▶ **What you should do**: In the listing, locate the line containing "Read out every word on this page.", then quote it and all following lines exactly. Omit pictures.

▶ **Listed records**:
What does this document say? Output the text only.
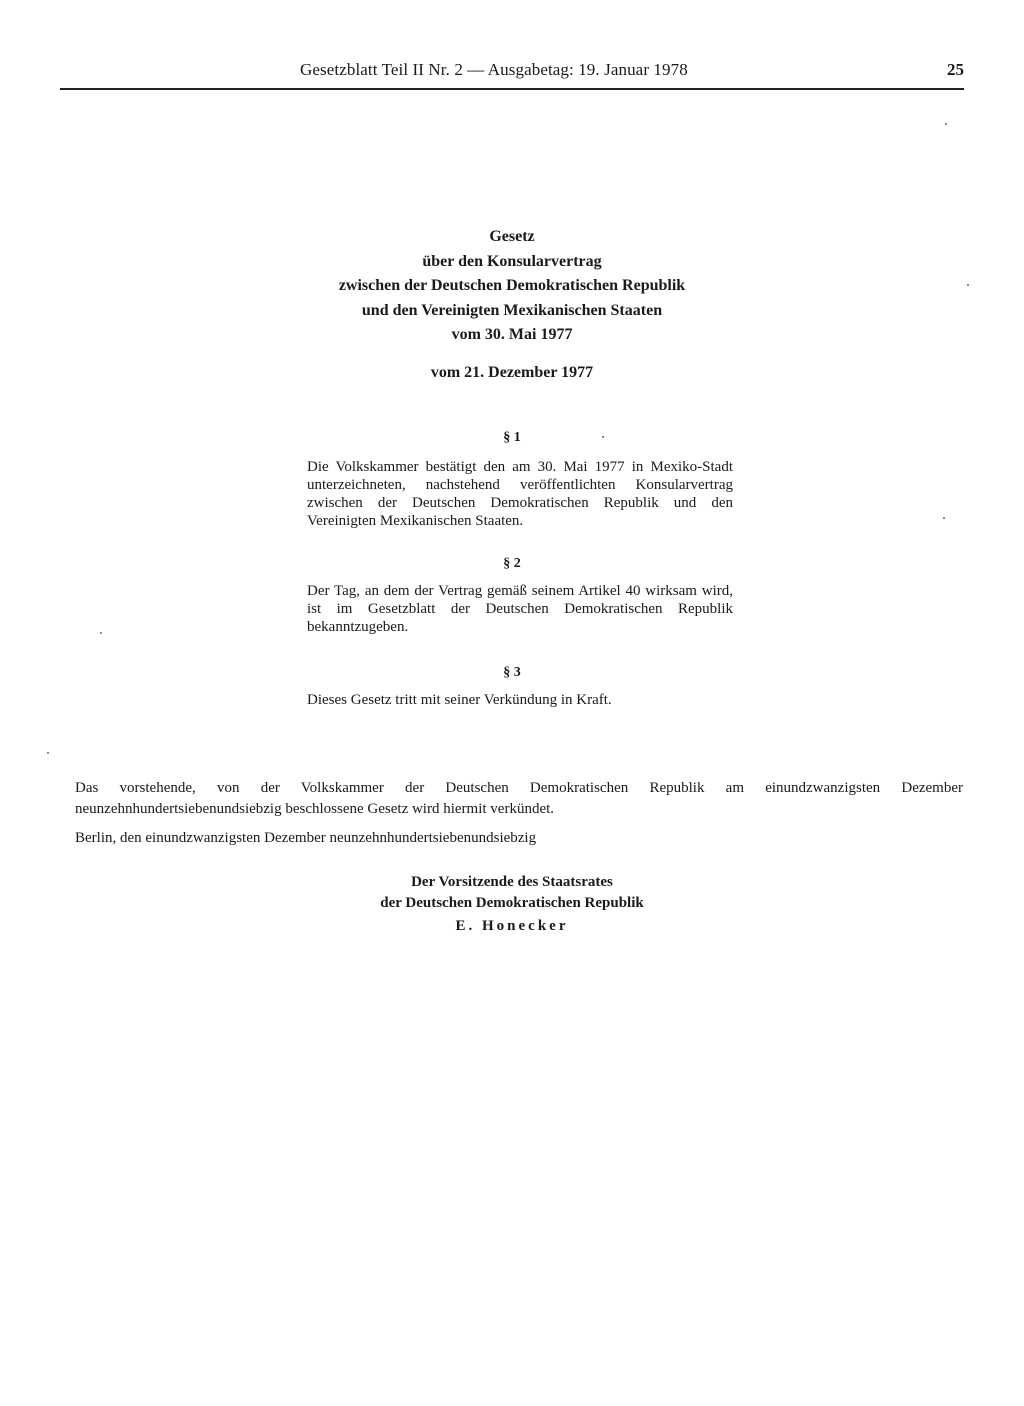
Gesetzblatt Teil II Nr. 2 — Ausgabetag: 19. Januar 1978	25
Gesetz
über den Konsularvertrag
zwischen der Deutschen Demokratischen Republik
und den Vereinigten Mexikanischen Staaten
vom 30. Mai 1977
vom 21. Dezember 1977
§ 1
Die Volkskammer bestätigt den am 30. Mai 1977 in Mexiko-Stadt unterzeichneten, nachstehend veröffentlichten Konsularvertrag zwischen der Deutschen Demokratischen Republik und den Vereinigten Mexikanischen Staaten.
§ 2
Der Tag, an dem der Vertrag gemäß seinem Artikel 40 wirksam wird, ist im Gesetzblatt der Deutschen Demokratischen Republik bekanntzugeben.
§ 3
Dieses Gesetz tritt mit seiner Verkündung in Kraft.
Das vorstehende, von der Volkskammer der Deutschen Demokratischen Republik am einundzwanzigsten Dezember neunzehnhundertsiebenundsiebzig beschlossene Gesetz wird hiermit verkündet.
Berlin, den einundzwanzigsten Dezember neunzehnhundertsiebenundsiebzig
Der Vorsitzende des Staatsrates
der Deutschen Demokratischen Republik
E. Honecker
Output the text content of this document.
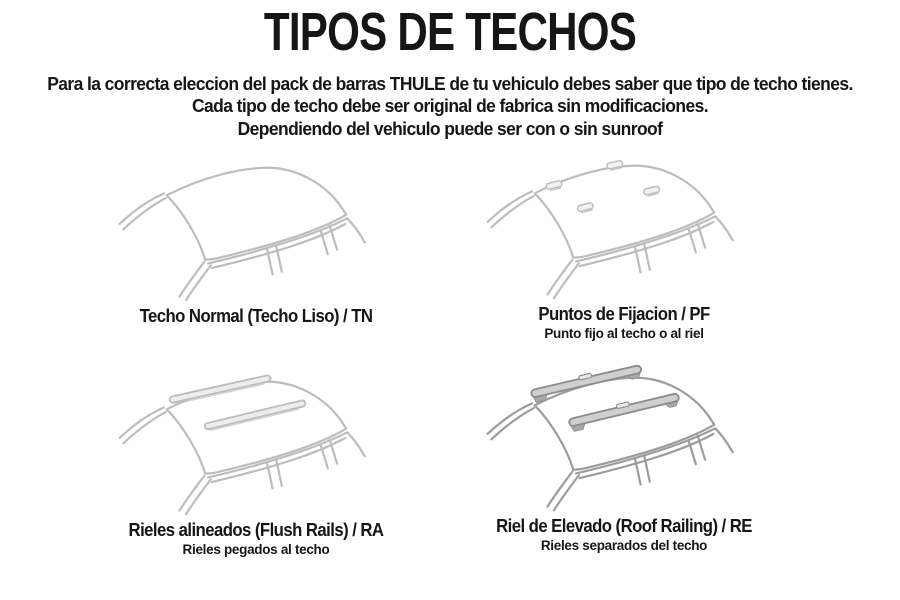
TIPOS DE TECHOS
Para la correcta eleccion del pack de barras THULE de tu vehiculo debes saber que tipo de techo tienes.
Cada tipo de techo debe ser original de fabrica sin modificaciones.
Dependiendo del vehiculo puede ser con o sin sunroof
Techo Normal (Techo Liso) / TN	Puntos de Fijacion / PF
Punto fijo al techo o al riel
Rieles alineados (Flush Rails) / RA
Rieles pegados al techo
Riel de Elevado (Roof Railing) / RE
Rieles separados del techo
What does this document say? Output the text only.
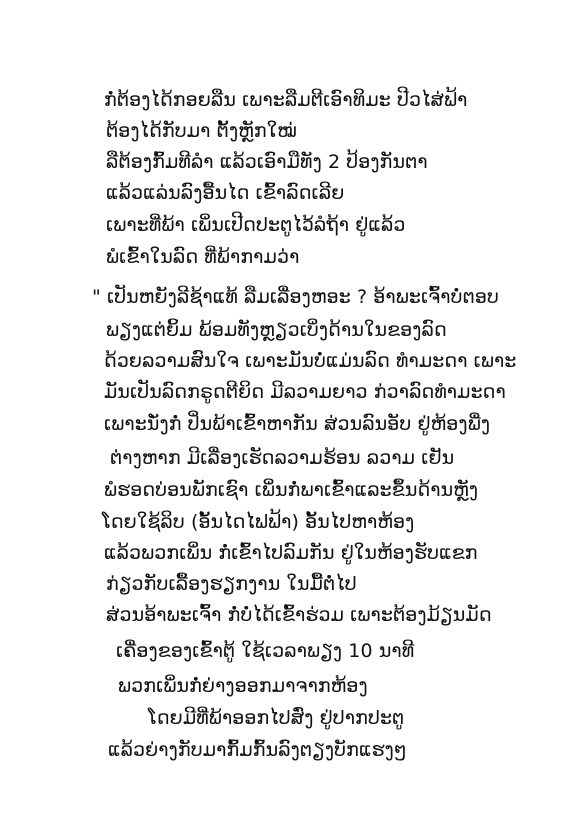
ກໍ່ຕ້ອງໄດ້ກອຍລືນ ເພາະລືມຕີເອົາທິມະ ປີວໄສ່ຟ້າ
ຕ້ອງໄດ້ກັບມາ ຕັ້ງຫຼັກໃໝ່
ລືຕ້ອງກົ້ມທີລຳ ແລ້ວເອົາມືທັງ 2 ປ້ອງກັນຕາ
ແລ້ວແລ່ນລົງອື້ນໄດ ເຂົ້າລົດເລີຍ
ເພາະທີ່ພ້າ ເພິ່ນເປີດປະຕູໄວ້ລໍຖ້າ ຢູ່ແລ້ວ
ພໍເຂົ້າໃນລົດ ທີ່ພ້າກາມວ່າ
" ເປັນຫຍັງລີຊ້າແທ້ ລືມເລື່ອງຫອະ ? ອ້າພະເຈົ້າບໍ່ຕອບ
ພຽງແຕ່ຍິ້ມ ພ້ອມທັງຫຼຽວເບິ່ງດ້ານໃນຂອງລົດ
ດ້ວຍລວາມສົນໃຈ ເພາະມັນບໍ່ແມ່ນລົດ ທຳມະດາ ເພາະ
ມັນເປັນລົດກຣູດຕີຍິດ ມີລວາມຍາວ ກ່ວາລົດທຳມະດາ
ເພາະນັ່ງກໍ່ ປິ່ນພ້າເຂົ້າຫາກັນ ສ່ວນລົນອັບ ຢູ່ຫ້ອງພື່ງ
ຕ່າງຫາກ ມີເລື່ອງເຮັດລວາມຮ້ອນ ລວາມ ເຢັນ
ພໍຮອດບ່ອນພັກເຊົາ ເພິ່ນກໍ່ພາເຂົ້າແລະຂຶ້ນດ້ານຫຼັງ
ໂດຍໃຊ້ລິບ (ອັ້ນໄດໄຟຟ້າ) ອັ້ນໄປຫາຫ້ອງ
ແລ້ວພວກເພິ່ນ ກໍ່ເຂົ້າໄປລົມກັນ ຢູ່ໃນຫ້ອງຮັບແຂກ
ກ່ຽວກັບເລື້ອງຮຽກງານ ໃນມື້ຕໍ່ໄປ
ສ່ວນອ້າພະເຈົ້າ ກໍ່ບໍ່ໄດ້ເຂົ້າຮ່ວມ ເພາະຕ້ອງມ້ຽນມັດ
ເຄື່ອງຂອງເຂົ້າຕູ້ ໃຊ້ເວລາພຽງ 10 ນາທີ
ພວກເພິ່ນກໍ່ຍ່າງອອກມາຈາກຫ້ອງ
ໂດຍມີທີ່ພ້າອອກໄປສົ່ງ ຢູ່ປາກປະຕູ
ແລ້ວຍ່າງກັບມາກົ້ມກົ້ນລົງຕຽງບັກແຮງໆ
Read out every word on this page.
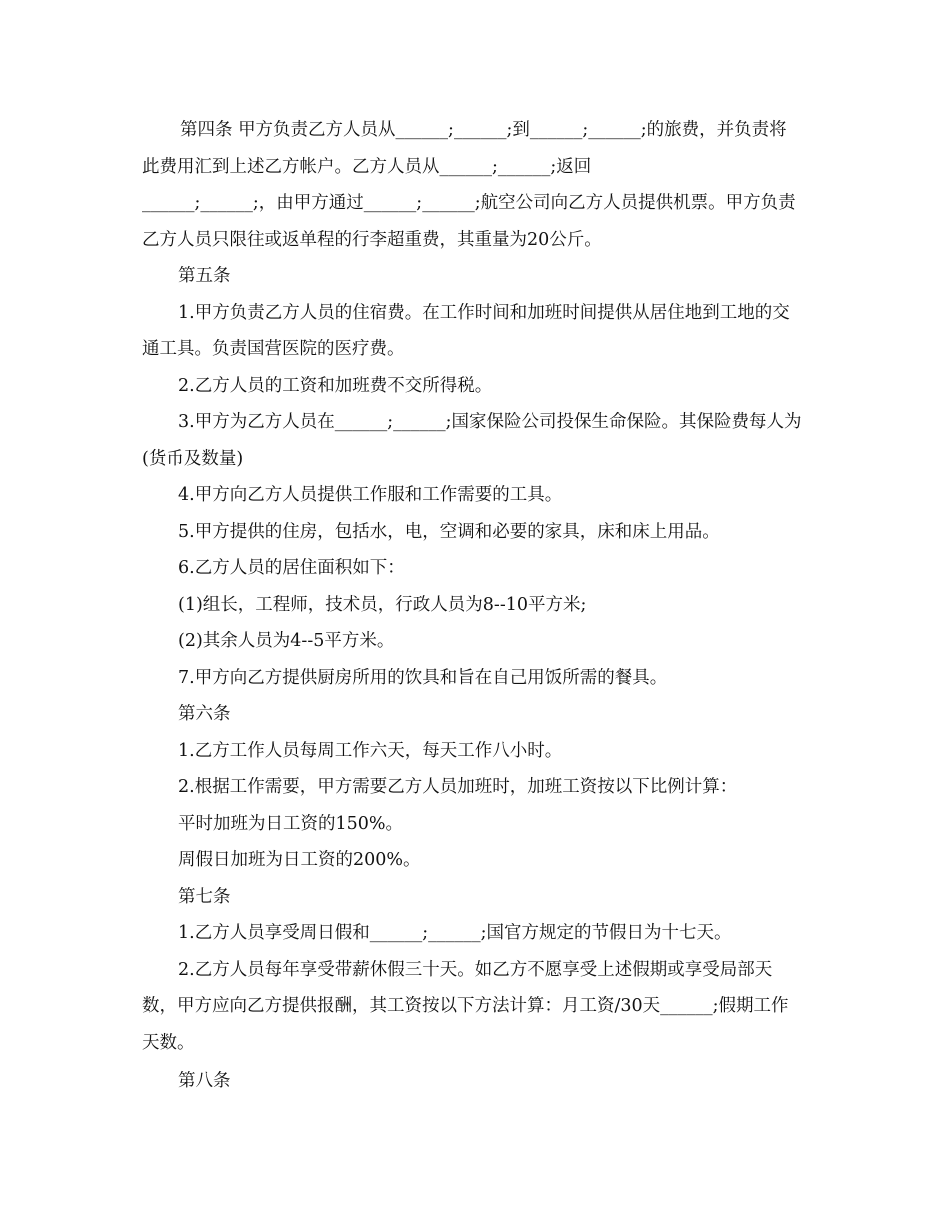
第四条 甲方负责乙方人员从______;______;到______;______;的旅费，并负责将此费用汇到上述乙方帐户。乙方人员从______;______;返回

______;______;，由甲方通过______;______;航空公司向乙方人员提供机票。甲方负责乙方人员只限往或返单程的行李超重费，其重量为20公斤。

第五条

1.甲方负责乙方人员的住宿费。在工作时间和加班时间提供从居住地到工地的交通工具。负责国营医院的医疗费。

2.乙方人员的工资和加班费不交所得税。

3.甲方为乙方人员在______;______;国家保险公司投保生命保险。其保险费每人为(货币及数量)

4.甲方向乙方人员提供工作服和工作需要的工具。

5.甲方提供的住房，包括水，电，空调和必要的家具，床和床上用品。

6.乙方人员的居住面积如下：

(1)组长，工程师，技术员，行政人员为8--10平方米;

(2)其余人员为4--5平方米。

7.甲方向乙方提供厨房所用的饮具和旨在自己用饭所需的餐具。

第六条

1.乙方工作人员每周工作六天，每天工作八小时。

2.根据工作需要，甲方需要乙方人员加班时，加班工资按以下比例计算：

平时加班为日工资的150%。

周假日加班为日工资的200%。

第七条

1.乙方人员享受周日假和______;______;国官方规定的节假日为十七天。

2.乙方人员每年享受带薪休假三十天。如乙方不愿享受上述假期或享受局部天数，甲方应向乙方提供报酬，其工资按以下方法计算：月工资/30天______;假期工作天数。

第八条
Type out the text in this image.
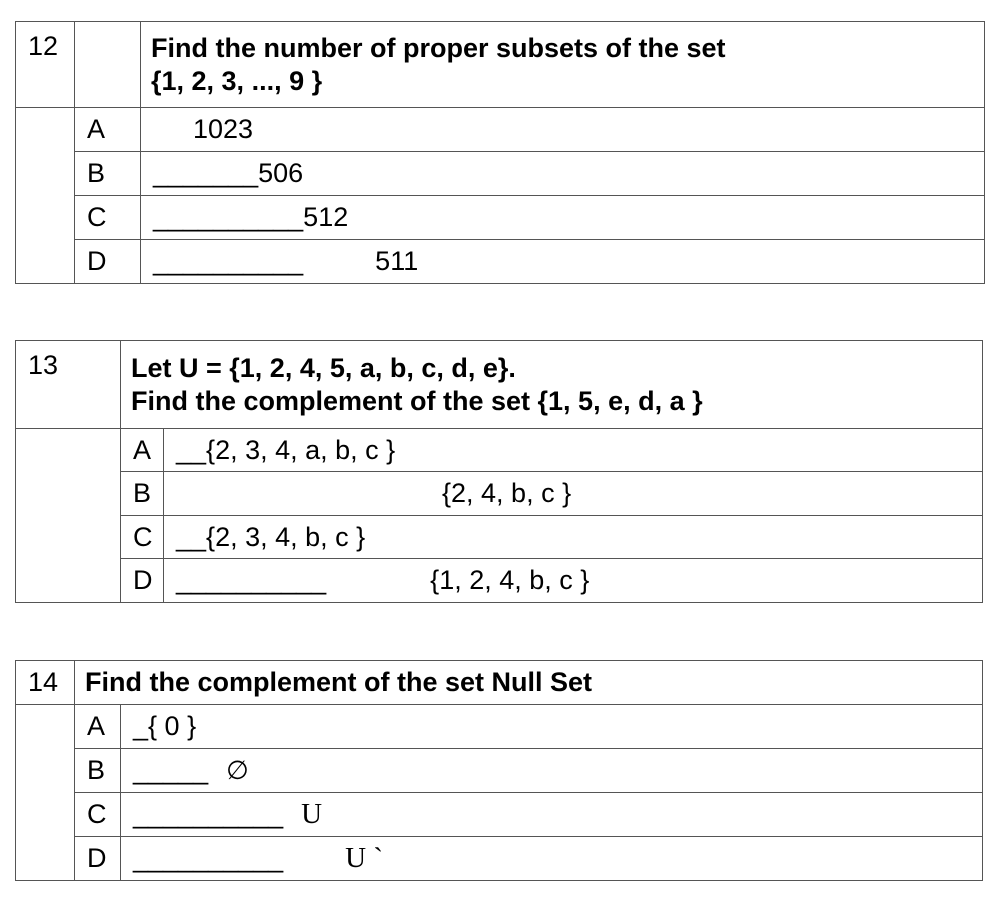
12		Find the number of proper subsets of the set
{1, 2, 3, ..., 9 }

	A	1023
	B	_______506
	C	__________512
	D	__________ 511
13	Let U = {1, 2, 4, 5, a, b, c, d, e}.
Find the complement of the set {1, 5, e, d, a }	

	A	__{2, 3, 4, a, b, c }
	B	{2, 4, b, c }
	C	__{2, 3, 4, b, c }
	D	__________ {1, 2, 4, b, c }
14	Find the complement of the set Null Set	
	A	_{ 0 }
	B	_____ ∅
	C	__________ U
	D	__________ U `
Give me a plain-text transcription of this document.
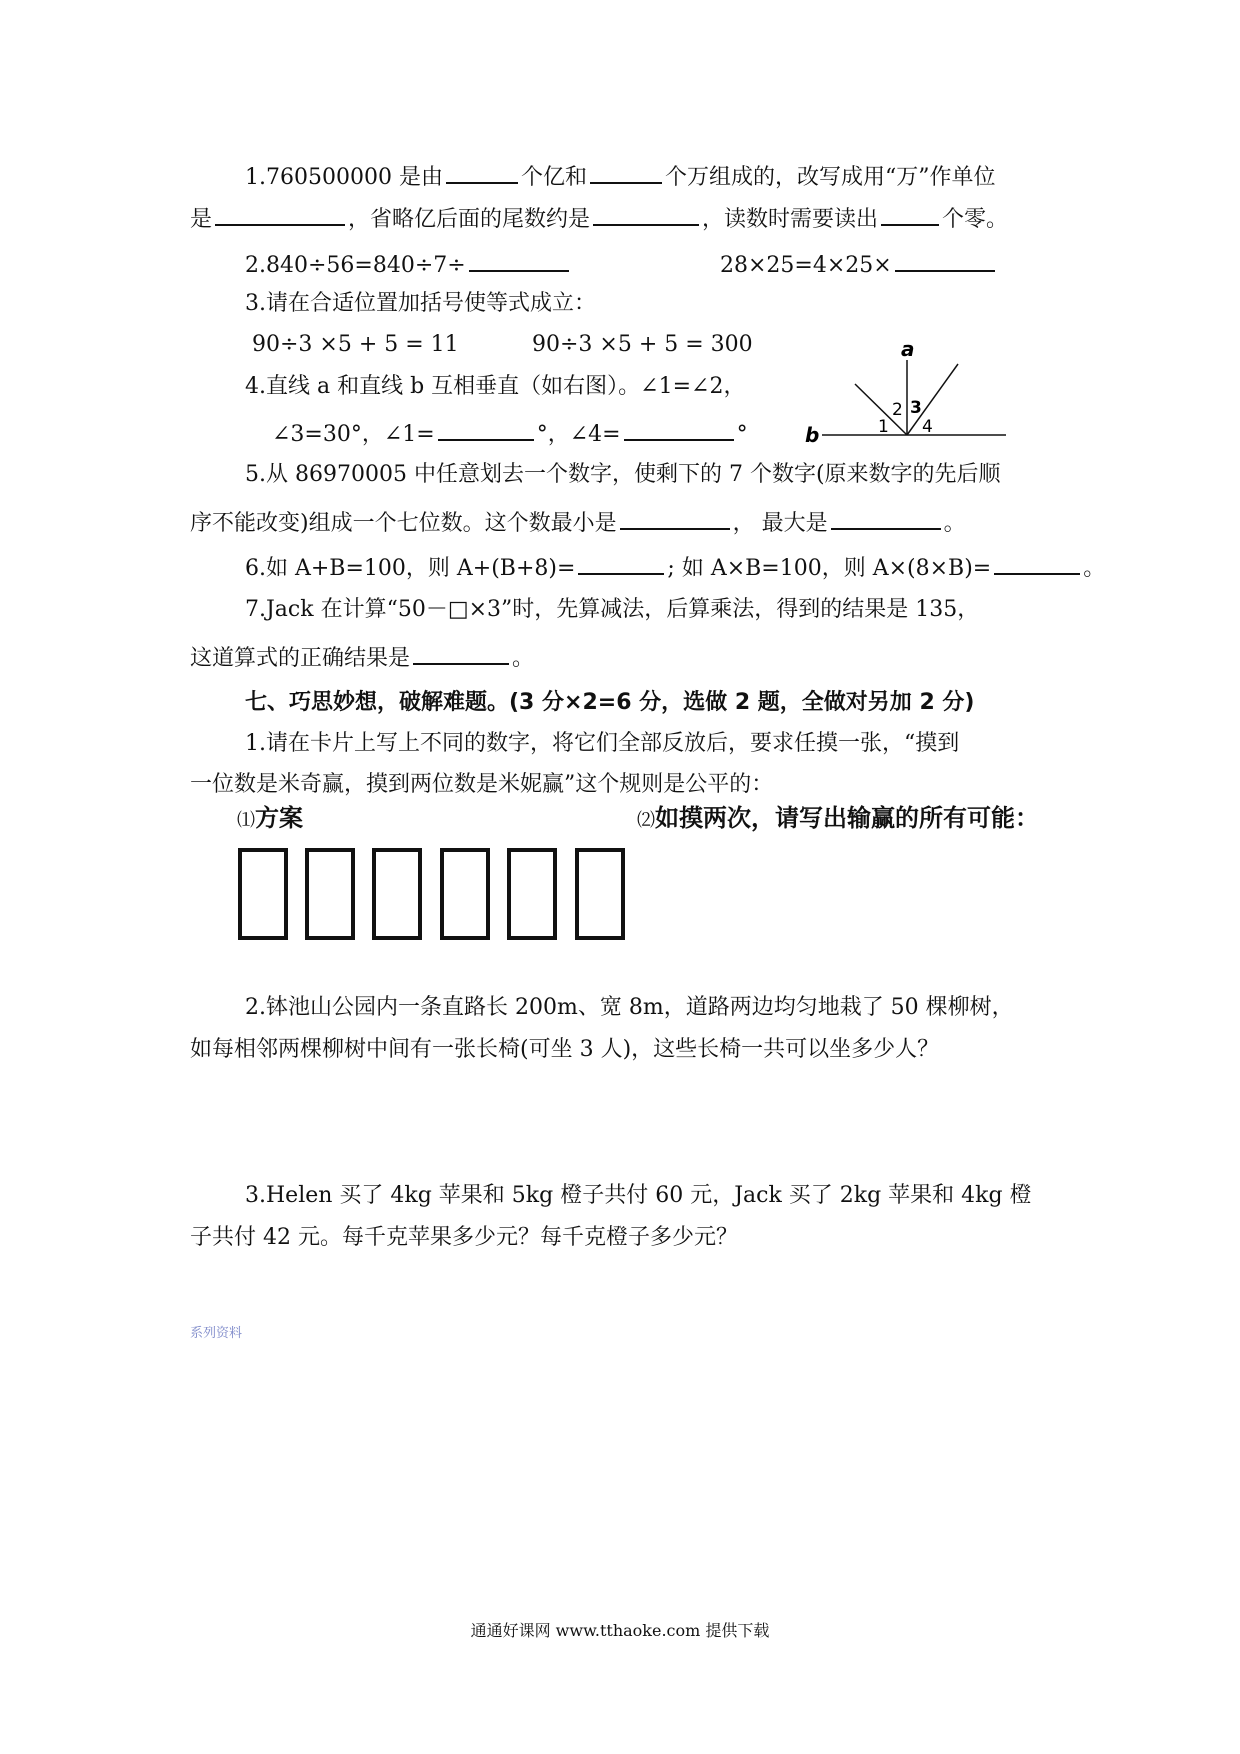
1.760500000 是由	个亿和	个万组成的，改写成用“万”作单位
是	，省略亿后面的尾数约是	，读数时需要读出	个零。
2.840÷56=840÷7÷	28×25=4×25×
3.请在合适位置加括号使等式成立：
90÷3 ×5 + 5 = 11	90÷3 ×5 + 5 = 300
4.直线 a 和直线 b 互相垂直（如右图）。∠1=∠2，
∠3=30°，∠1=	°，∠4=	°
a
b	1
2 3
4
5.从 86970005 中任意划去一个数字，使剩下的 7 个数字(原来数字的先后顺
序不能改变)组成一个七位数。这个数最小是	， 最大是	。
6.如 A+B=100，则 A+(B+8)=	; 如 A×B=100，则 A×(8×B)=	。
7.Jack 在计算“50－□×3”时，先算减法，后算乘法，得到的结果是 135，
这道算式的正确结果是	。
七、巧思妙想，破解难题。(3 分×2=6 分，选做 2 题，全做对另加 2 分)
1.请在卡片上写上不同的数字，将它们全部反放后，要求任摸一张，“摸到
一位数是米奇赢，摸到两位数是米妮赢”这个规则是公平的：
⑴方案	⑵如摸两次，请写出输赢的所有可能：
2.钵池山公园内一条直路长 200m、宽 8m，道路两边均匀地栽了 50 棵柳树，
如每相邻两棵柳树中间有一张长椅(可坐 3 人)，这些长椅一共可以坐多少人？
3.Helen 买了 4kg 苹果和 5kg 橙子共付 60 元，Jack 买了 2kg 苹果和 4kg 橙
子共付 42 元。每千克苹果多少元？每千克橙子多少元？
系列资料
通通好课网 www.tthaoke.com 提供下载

▶ **Finished exercise**:
Read out every word on this page.
第四条 甲方负责乙方人员从______;______;到______;______;的旅费，并负责将此费用汇到上述乙方帐户。乙方人员从______;______;返回

______;______;，由甲方通过______;______;航空公司向乙方人员提供机票。甲方负责乙方人员只限往或返单程的行李超重费，其重量为20公斤。

第五条

1.甲方负责乙方人员的住宿费。在工作时间和加班时间提供从居住地到工地的交通工具。负责国营医院的医疗费。

2.乙方人员的工资和加班费不交所得税。

3.甲方为乙方人员在______;______;国家保险公司投保生命保险。其保险费每人为(货币及数量)

4.甲方向乙方人员提供工作服和工作需要的工具。

5.甲方提供的住房，包括水，电，空调和必要的家具，床和床上用品。

6.乙方人员的居住面积如下：

(1)组长，工程师，技术员，行政人员为8--10平方米;

(2)其余人员为4--5平方米。

7.甲方向乙方提供厨房所用的饮具和旨在自己用饭所需的餐具。

第六条

1.乙方工作人员每周工作六天，每天工作八小时。

2.根据工作需要，甲方需要乙方人员加班时，加班工资按以下比例计算：

平时加班为日工资的150%。

周假日加班为日工资的200%。

第七条

1.乙方人员享受周日假和______;______;国官方规定的节假日为十七天。

2.乙方人员每年享受带薪休假三十天。如乙方不愿享受上述假期或享受局部天数，甲方应向乙方提供报酬，其工资按以下方法计算：月工资/30天______;假期工作天数。

第八条
Type out the text in this image.
12		Find the number of proper subsets of the set
{1, 2, 3, ..., 9 }

	A	1023
	B	_______506
	C	__________512
	D	__________ 511
13	Let U = {1, 2, 4, 5, a, b, c, d, e}.
Find the complement of the set {1, 5, e, d, a }	

	A	__{2, 3, 4, a, b, c }
	B	{2, 4, b, c }
	C	__{2, 3, 4, b, c }
	D	__________ {1, 2, 4, b, c }
14	Find the complement of the set Null Set	
	A	_{ 0 }
	B	_____ ∅
	C	__________ U
	D	__________ U `
Give me a plain-text transcription of this document.
1.760500000 是由	个亿和	个万组成的，改写成用“万”作单位
是	，省略亿后面的尾数约是	，读数时需要读出	个零。
2.840÷56=840÷7÷	28×25=4×25×
3.请在合适位置加括号使等式成立：
90÷3 ×5 + 5 = 11	90÷3 ×5 + 5 = 300
4.直线 a 和直线 b 互相垂直（如右图）。∠1=∠2，
∠3=30°，∠1=	°，∠4=	°
a
b	1
2 3
4
5.从 86970005 中任意划去一个数字，使剩下的 7 个数字(原来数字的先后顺
序不能改变)组成一个七位数。这个数最小是	， 最大是	。
6.如 A+B=100，则 A+(B+8)=	; 如 A×B=100，则 A×(8×B)=	。
7.Jack 在计算“50－□×3”时，先算减法，后算乘法，得到的结果是 135，
这道算式的正确结果是	。
七、巧思妙想，破解难题。(3 分×2=6 分，选做 2 题，全做对另加 2 分)
1.请在卡片上写上不同的数字，将它们全部反放后，要求任摸一张，“摸到
一位数是米奇赢，摸到两位数是米妮赢”这个规则是公平的：
⑴方案	⑵如摸两次，请写出输赢的所有可能：
2.钵池山公园内一条直路长 200m、宽 8m，道路两边均匀地栽了 50 棵柳树，
如每相邻两棵柳树中间有一张长椅(可坐 3 人)，这些长椅一共可以坐多少人？
3.Helen 买了 4kg 苹果和 5kg 橙子共付 60 元，Jack 买了 2kg 苹果和 4kg 橙
子共付 42 元。每千克苹果多少元？每千克橙子多少元？
系列资料
通通好课网 www.tthaoke.com 提供下载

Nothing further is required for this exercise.